### Information shown ###
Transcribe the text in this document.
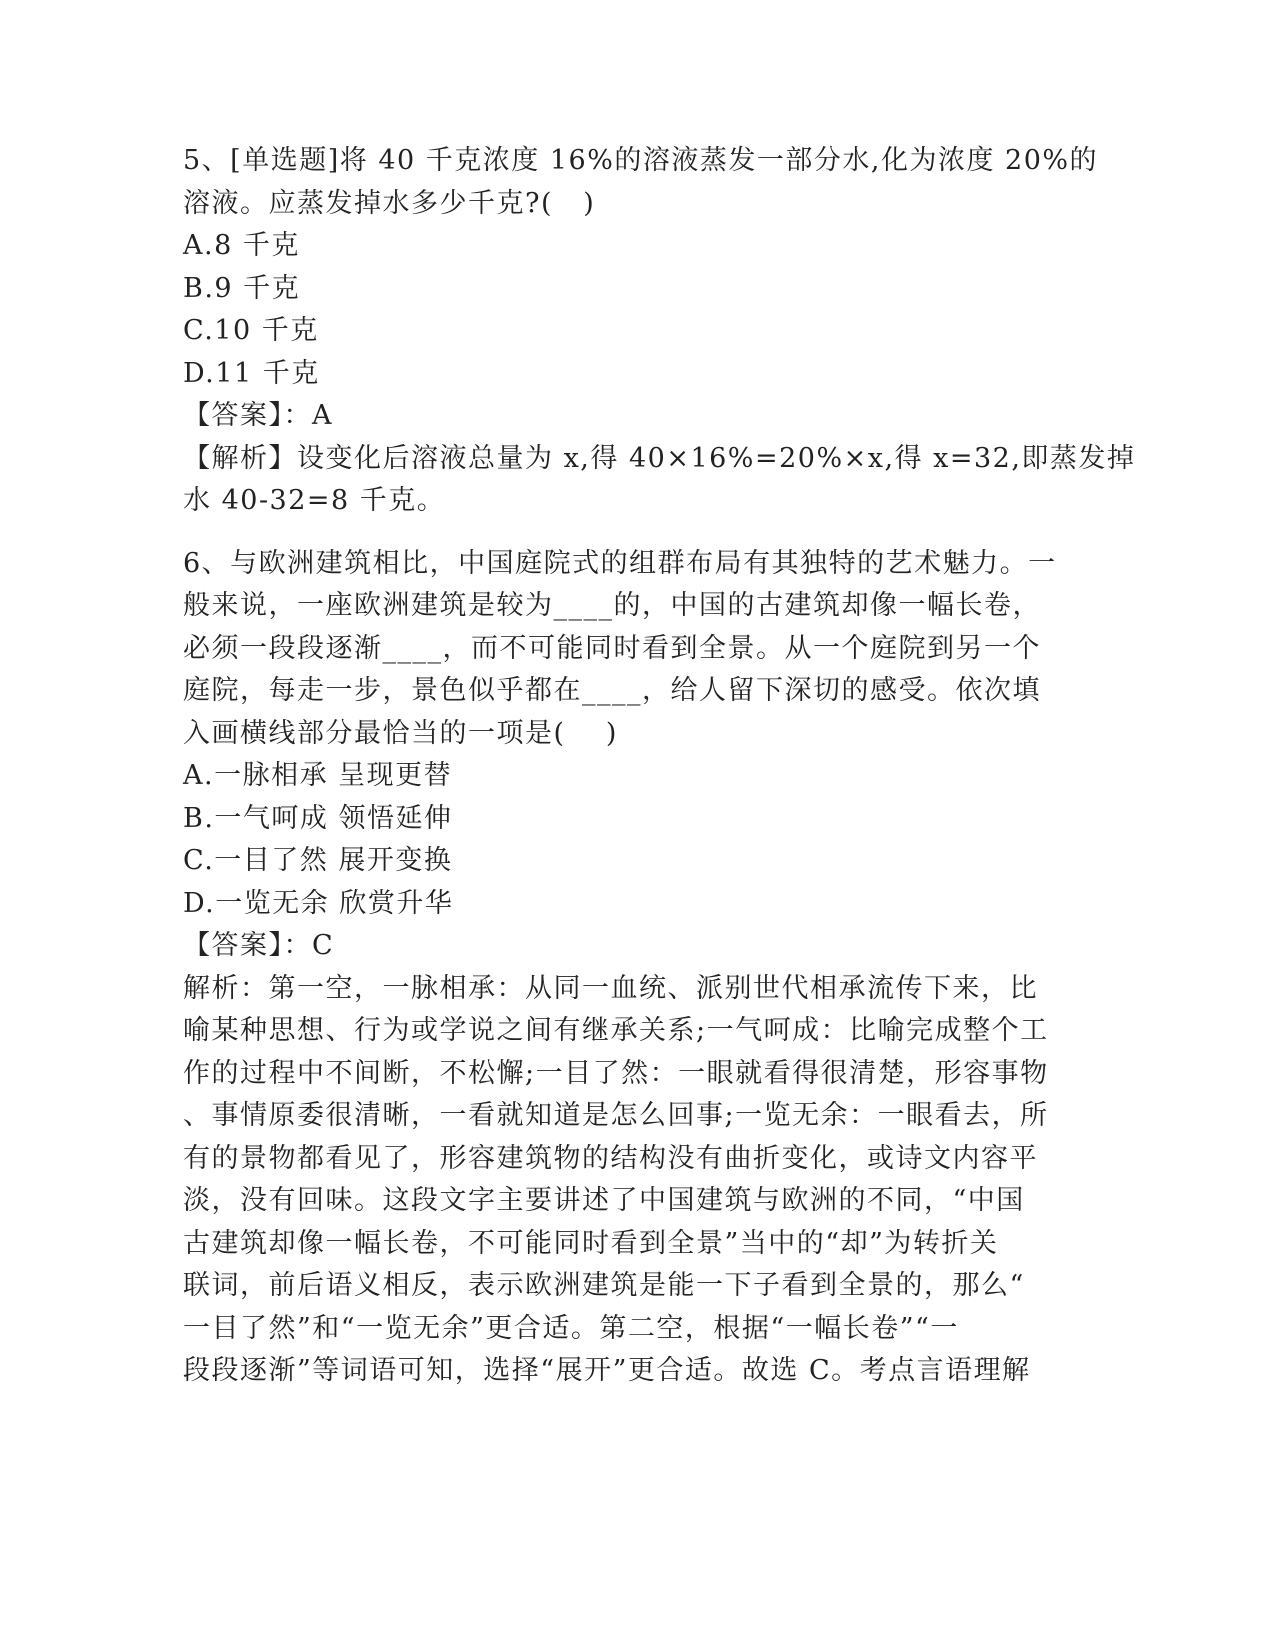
5、[单选题]将 40 千克浓度 16%的溶液蒸发一部分水,化为浓度 20%的
溶液。应蒸发掉水多少千克?(   )
A.8 千克
B.9 千克
C.10 千克
D.11 千克
【答案】：A
【解析】设变化后溶液总量为 x,得 40×16%=20%×x,得 x=32,即蒸发掉
水 40-32=8 千克。
6、与欧洲建筑相比，中国庭院式的组群布局有其独特的艺术魅力。一
般来说，一座欧洲建筑是较为____的，中国的古建筑却像一幅长卷，
必须一段段逐渐____，而不可能同时看到全景。从一个庭院到另一个
庭院，每走一步，景色似乎都在____，给人留下深切的感受。依次填
入画横线部分最恰当的一项是(    )
A.一脉相承 呈现更替
B.一气呵成 领悟延伸
C.一目了然 展开变换
D.一览无余 欣赏升华
【答案】：C
解析：第一空，一脉相承：从同一血统、派别世代相承流传下来，比
喻某种思想、行为或学说之间有继承关系;一气呵成：比喻完成整个工
作的过程中不间断，不松懈;一目了然：一眼就看得很清楚，形容事物
、事情原委很清晰，一看就知道是怎么回事;一览无余：一眼看去，所
有的景物都看见了，形容建筑物的结构没有曲折变化，或诗文内容平
淡，没有回味。这段文字主要讲述了中国建筑与欧洲的不同，“中国
古建筑却像一幅长卷，不可能同时看到全景”当中的“却”为转折关
联词，前后语义相反，表示欧洲建筑是能一下子看到全景的，那么“
一目了然”和“一览无余”更合适。第二空，根据“一幅长卷”“一
段段逐渐”等词语可知，选择“展开”更合适。故选 C。考点言语理解
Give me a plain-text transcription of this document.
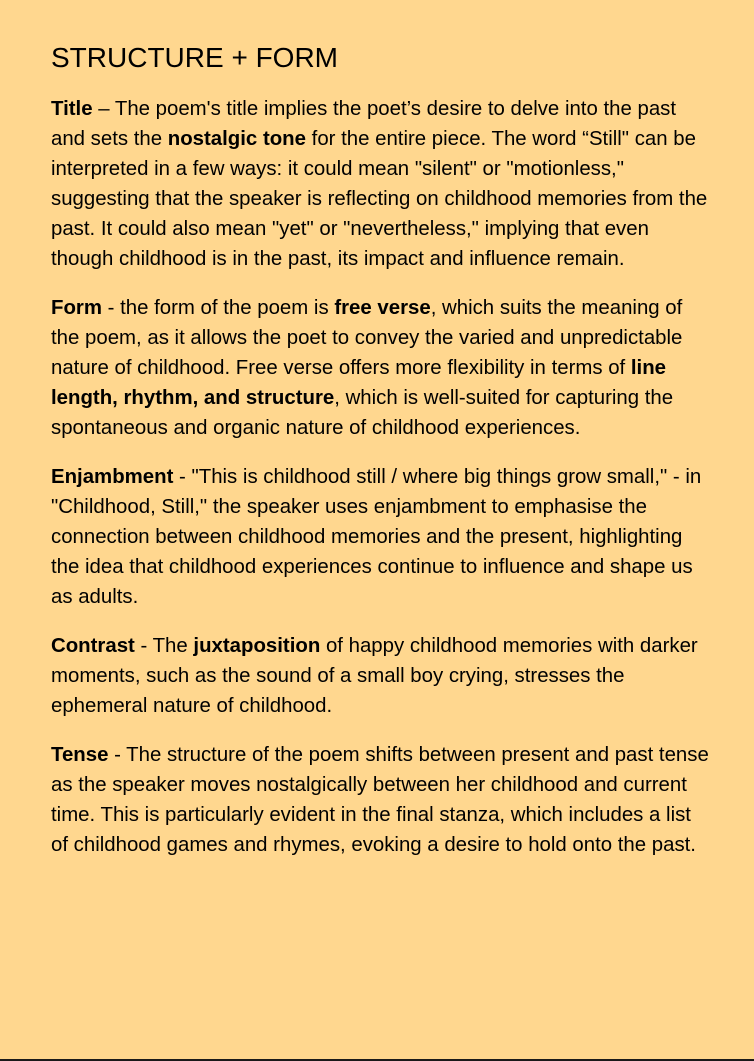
STRUCTURE + FORM

Title – The poem's title implies the poet’s desire to delve into the past and sets the nostalgic tone for the entire piece. The word “Still" can be interpreted in a few ways: it could mean "silent" or "motionless," suggesting that the speaker is reflecting on childhood memories from the past. It could also mean "yet" or "nevertheless," implying that even though childhood is in the past, its impact and influence remain.

Form - the form of the poem is free verse, which suits the meaning of the poem, as it allows the poet to convey the varied and unpredictable nature of childhood. Free verse offers more flexibility in terms of line length, rhythm, and structure, which is well-suited for capturing the spontaneous and organic nature of childhood experiences.

Enjambment - "This is childhood still / where big things grow small," - in "Childhood, Still," the speaker uses enjambment to emphasise the connection between childhood memories and the present, highlighting the idea that childhood experiences continue to influence and shape us as adults.

Contrast - The juxtaposition of happy childhood memories with darker moments, such as the sound of a small boy crying, stresses the ephemeral nature of childhood.

Tense - The structure of the poem shifts between present and past tense as the speaker moves nostalgically between her childhood and current time. This is particularly evident in the final stanza, which includes a list of childhood games and rhymes, evoking a desire to hold onto the past.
###
The exercise — Show each line of the data that contains the string "text".

Answer in full —
Transcribe the text in this document.
Give me a plain-text transcription of this document.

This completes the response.